## REQUIREMENTS
Only the pictures are to be left out; set down the rest of the records exactly.

## DATA TO PROCESS

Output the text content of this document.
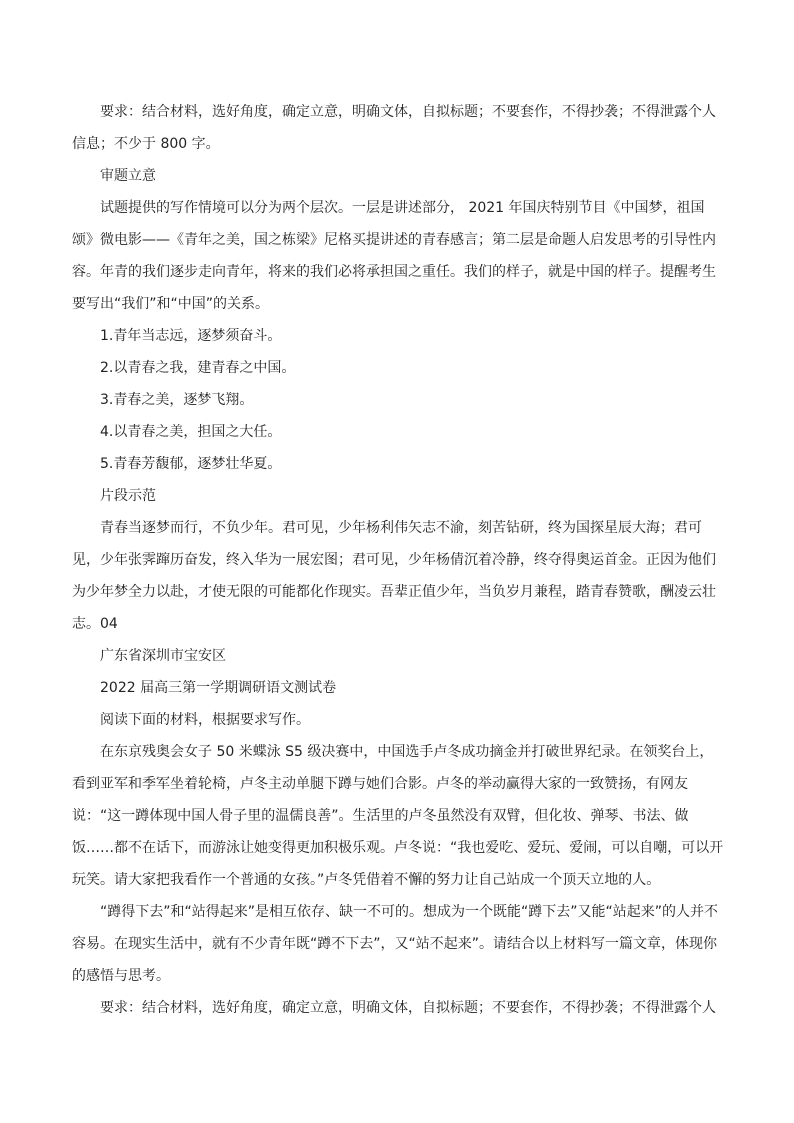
要求：结合材料，选好角度，确定立意，明确文体，自拟标题；不要套作，不得抄袭；不得泄露个人信息；不少于 800 字。
审题立意
试题提供的写作情境可以分为两个层次。一层是讲述部分， 2021 年国庆特别节目《中国梦，祖国颂》微电影——《青年之美，国之栋梁》尼格买提讲述的青春感言；第二层是命题人启发思考的引导性内容。年青的我们逐步走向青年，将来的我们必将承担国之重任。我们的样子，就是中国的样子。提醒考生要写出“我们”和“中国”的关系。
1.青年当志远，逐梦须奋斗。
2.以青春之我，建青春之中国。
3.青春之美，逐梦飞翔。
4.以青春之美，担国之大任。
5.青春芳馥郁，逐梦壮华夏。
片段示范
青春当逐梦而行，不负少年。君可见，少年杨利伟矢志不渝，刻苦钻研，终为国探星辰大海；君可见，少年张霁蹿历奋发，终入华为一展宏图；君可见，少年杨倩沉着冷静，终夺得奥运首金。正因为他们为少年梦全力以赴，才使无限的可能都化作现实。吾辈正值少年，当负岁月兼程，踏青春赞歌，酬凌云壮志。 04
广东省深圳市宝安区
2022 届高三第一学期调研语文测试卷
阅读下面的材料，根据要求写作。
在东京残奥会女子 50 米蝶泳 S5 级决赛中，中国选手卢冬成功摘金并打破世界纪录。在领奖台上，看到亚军和季军坐着轮椅，卢冬主动单腿下蹲与她们合影。卢冬的举动赢得大家的一致赞扬，有网友说：“这一蹲体现中国人骨子里的温儒良善”。生活里的卢冬虽然没有双臂，但化妆、弹琴、书法、做饭……都不在话下，而游泳让她变得更加积极乐观。卢冬说：“我也爱吃、爱玩、爱闹，可以自嘲，可以开玩笑。请大家把我看作一个普通的女孩。”卢冬凭借着不懈的努力让自己站成一个顶天立地的人。
“蹲得下去”和“站得起来”是相互依存、缺一不可的。想成为一个既能“蹲下去”又能“站起来”的人并不容易。在现实生活中，就有不少青年既“蹲不下去”，又“站不起来”。请结合以上材料写一篇文章，体现你的感悟与思考。
要求：结合材料，选好角度，确定立意，明确文体，自拟标题；不要套作，不得抄袭；不得泄露个人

## COMPLETED EXERCISE
Output the text content of this document.
要求：结合材料，选好角度，确定立意，明确文体，自拟标题；不要套作，不得抄袭；不得泄露个人信息；不少于 800 字。
审题立意
试题提供的写作情境可以分为两个层次。一层是讲述部分， 2021 年国庆特别节目《中国梦，祖国颂》微电影——《青年之美，国之栋梁》尼格买提讲述的青春感言；第二层是命题人启发思考的引导性内容。年青的我们逐步走向青年，将来的我们必将承担国之重任。我们的样子，就是中国的样子。提醒考生要写出“我们”和“中国”的关系。
1.青年当志远，逐梦须奋斗。
2.以青春之我，建青春之中国。
3.青春之美，逐梦飞翔。
4.以青春之美，担国之大任。
5.青春芳馥郁，逐梦壮华夏。
片段示范
青春当逐梦而行，不负少年。君可见，少年杨利伟矢志不渝，刻苦钻研，终为国探星辰大海；君可见，少年张霁蹿历奋发，终入华为一展宏图；君可见，少年杨倩沉着冷静，终夺得奥运首金。正因为他们为少年梦全力以赴，才使无限的可能都化作现实。吾辈正值少年，当负岁月兼程，踏青春赞歌，酬凌云壮志。 04
广东省深圳市宝安区
2022 届高三第一学期调研语文测试卷
阅读下面的材料，根据要求写作。
在东京残奥会女子 50 米蝶泳 S5 级决赛中，中国选手卢冬成功摘金并打破世界纪录。在领奖台上，看到亚军和季军坐着轮椅，卢冬主动单腿下蹲与她们合影。卢冬的举动赢得大家的一致赞扬，有网友说：“这一蹲体现中国人骨子里的温儒良善”。生活里的卢冬虽然没有双臂，但化妆、弹琴、书法、做饭……都不在话下，而游泳让她变得更加积极乐观。卢冬说：“我也爱吃、爱玩、爱闹，可以自嘲，可以开玩笑。请大家把我看作一个普通的女孩。”卢冬凭借着不懈的努力让自己站成一个顶天立地的人。
“蹲得下去”和“站得起来”是相互依存、缺一不可的。想成为一个既能“蹲下去”又能“站起来”的人并不容易。在现实生活中，就有不少青年既“蹲不下去”，又“站不起来”。请结合以上材料写一篇文章，体现你的感悟与思考。
要求：结合材料，选好角度，确定立意，明确文体，自拟标题；不要套作，不得抄袭；不得泄露个人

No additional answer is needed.